### WHAT IS NEEDED
Set down the whole listing verbatim.

### WORKING DATA
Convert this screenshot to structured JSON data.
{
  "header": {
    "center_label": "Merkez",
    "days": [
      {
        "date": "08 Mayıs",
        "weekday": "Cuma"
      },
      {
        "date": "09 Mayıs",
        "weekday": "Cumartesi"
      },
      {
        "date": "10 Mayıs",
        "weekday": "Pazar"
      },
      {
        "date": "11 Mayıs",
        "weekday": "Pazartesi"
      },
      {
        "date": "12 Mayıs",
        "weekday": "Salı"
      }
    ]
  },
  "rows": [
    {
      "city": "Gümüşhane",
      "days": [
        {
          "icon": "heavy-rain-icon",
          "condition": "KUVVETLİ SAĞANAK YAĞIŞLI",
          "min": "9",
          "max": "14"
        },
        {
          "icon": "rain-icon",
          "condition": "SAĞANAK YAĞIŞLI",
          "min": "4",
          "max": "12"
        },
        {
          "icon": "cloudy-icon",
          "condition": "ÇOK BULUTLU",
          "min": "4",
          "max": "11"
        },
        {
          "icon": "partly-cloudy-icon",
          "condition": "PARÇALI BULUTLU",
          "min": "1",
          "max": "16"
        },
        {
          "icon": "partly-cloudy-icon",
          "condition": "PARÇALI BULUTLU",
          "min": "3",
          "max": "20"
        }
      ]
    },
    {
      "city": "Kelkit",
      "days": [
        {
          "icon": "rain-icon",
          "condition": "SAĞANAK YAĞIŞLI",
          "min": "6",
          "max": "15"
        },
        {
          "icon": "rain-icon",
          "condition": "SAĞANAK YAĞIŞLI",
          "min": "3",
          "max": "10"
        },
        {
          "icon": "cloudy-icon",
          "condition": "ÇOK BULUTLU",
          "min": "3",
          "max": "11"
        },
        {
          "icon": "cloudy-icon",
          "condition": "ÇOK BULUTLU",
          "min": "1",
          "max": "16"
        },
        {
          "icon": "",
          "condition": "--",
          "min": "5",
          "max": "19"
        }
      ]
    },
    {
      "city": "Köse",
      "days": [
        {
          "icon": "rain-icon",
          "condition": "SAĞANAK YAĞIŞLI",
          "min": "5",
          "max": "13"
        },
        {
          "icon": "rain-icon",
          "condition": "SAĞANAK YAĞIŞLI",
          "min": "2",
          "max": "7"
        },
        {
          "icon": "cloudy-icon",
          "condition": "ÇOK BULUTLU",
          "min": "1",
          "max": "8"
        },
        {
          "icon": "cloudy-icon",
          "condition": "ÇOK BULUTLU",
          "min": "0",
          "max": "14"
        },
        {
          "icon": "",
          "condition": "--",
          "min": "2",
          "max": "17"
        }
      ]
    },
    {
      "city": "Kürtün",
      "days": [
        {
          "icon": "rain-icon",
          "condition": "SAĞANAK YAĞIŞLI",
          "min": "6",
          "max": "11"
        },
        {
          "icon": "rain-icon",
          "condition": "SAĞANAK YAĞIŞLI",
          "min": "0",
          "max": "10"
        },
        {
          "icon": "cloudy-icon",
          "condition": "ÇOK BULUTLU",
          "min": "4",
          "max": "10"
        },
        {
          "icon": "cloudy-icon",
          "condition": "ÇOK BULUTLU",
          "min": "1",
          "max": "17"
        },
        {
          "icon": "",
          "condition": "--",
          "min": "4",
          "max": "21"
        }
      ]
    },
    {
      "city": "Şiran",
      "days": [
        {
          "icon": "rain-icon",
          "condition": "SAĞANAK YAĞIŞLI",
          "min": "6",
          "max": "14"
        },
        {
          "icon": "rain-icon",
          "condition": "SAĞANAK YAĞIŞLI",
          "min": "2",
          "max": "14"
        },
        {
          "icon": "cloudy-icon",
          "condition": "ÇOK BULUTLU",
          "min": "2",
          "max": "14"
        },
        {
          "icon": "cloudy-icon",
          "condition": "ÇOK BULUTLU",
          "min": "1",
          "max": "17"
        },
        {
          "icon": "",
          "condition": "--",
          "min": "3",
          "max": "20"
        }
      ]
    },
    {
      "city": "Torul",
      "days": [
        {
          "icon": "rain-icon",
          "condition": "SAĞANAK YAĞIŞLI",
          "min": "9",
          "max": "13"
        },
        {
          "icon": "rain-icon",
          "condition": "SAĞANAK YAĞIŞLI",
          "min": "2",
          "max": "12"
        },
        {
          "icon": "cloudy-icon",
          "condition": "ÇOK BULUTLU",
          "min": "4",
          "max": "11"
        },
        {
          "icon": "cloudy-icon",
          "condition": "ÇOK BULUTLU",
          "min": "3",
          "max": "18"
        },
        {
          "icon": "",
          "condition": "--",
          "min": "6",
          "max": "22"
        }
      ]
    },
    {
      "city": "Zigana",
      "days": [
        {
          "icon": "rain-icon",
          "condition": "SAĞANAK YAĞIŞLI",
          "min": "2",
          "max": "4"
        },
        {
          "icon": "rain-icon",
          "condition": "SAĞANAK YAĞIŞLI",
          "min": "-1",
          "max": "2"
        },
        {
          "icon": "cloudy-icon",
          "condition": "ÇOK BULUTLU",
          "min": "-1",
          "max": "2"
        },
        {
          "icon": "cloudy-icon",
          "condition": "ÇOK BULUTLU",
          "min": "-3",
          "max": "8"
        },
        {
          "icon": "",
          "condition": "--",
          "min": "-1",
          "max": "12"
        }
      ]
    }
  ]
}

### EXPECTED OUTPUT
Convert this screenshot to structured JSON data.
{
  "header": {
    "center_label": "Merkez",
    "days": [
      {
        "date": "08 Mayıs",
        "weekday": "Cuma"
      },
      {
        "date": "09 Mayıs",
        "weekday": "Cumartesi"
      },
      {
        "date": "10 Mayıs",
        "weekday": "Pazar"
      },
      {
        "date": "11 Mayıs",
        "weekday": "Pazartesi"
      },
      {
        "date": "12 Mayıs",
        "weekday": "Salı"
      }
    ]
  },
  "rows": [
    {
      "city": "Gümüşhane",
      "days": [
        {
          "icon": "heavy-rain-icon",
          "condition": "KUVVETLİ SAĞANAK YAĞIŞLI",
          "min": "9",
          "max": "14"
        },
        {
          "icon": "rain-icon",
          "condition": "SAĞANAK YAĞIŞLI",
          "min": "4",
          "max": "12"
        },
        {
          "icon": "cloudy-icon",
          "condition": "ÇOK BULUTLU",
          "min": "4",
          "max": "11"
        },
        {
          "icon": "partly-cloudy-icon",
          "condition": "PARÇALI BULUTLU",
          "min": "1",
          "max": "16"
        },
        {
          "icon": "partly-cloudy-icon",
          "condition": "PARÇALI BULUTLU",
          "min": "3",
          "max": "20"
        }
      ]
    },
    {
      "city": "Kelkit",
      "days": [
        {
          "icon": "rain-icon",
          "condition": "SAĞANAK YAĞIŞLI",
          "min": "6",
          "max": "15"
        },
        {
          "icon": "rain-icon",
          "condition": "SAĞANAK YAĞIŞLI",
          "min": "3",
          "max": "10"
        },
        {
          "icon": "cloudy-icon",
          "condition": "ÇOK BULUTLU",
          "min": "3",
          "max": "11"
        },
        {
          "icon": "cloudy-icon",
          "condition": "ÇOK BULUTLU",
          "min": "1",
          "max": "16"
        },
        {
          "icon": "",
          "condition": "--",
          "min": "5",
          "max": "19"
        }
      ]
    },
    {
      "city": "Köse",
      "days": [
        {
          "icon": "rain-icon",
          "condition": "SAĞANAK YAĞIŞLI",
          "min": "5",
          "max": "13"
        },
        {
          "icon": "rain-icon",
          "condition": "SAĞANAK YAĞIŞLI",
          "min": "2",
          "max": "7"
        },
        {
          "icon": "cloudy-icon",
          "condition": "ÇOK BULUTLU",
          "min": "1",
          "max": "8"
        },
        {
          "icon": "cloudy-icon",
          "condition": "ÇOK BULUTLU",
          "min": "0",
          "max": "14"
        },
        {
          "icon": "",
          "condition": "--",
          "min": "2",
          "max": "17"
        }
      ]
    },
    {
      "city": "Kürtün",
      "days": [
        {
          "icon": "rain-icon",
          "condition": "SAĞANAK YAĞIŞLI",
          "min": "6",
          "max": "11"
        },
        {
          "icon": "rain-icon",
          "condition": "SAĞANAK YAĞIŞLI",
          "min": "0",
          "max": "10"
        },
        {
          "icon": "cloudy-icon",
          "condition": "ÇOK BULUTLU",
          "min": "4",
          "max": "10"
        },
        {
          "icon": "cloudy-icon",
          "condition": "ÇOK BULUTLU",
          "min": "1",
          "max": "17"
        },
        {
          "icon": "",
          "condition": "--",
          "min": "4",
          "max": "21"
        }
      ]
    },
    {
      "city": "Şiran",
      "days": [
        {
          "icon": "rain-icon",
          "condition": "SAĞANAK YAĞIŞLI",
          "min": "6",
          "max": "14"
        },
        {
          "icon": "rain-icon",
          "condition": "SAĞANAK YAĞIŞLI",
          "min": "2",
          "max": "14"
        },
        {
          "icon": "cloudy-icon",
          "condition": "ÇOK BULUTLU",
          "min": "2",
          "max": "14"
        },
        {
          "icon": "cloudy-icon",
          "condition": "ÇOK BULUTLU",
          "min": "1",
          "max": "17"
        },
        {
          "icon": "",
          "condition": "--",
          "min": "3",
          "max": "20"
        }
      ]
    },
    {
      "city": "Torul",
      "days": [
        {
          "icon": "rain-icon",
          "condition": "SAĞANAK YAĞIŞLI",
          "min": "9",
          "max": "13"
        },
        {
          "icon": "rain-icon",
          "condition": "SAĞANAK YAĞIŞLI",
          "min": "2",
          "max": "12"
        },
        {
          "icon": "cloudy-icon",
          "condition": "ÇOK BULUTLU",
          "min": "4",
          "max": "11"
        },
        {
          "icon": "cloudy-icon",
          "condition": "ÇOK BULUTLU",
          "min": "3",
          "max": "18"
        },
        {
          "icon": "",
          "condition": "--",
          "min": "6",
          "max": "22"
        }
      ]
    },
    {
      "city": "Zigana",
      "days": [
        {
          "icon": "rain-icon",
          "condition": "SAĞANAK YAĞIŞLI",
          "min": "2",
          "max": "4"
        },
        {
          "icon": "rain-icon",
          "condition": "SAĞANAK YAĞIŞLI",
          "min": "-1",
          "max": "2"
        },
        {
          "icon": "cloudy-icon",
          "condition": "ÇOK BULUTLU",
          "min": "-1",
          "max": "2"
        },
        {
          "icon": "cloudy-icon",
          "condition": "ÇOK BULUTLU",
          "min": "-3",
          "max": "8"
        },
        {
          "icon": "",
          "condition": "--",
          "min": "-1",
          "max": "12"
        }
      ]
    }
  ]
}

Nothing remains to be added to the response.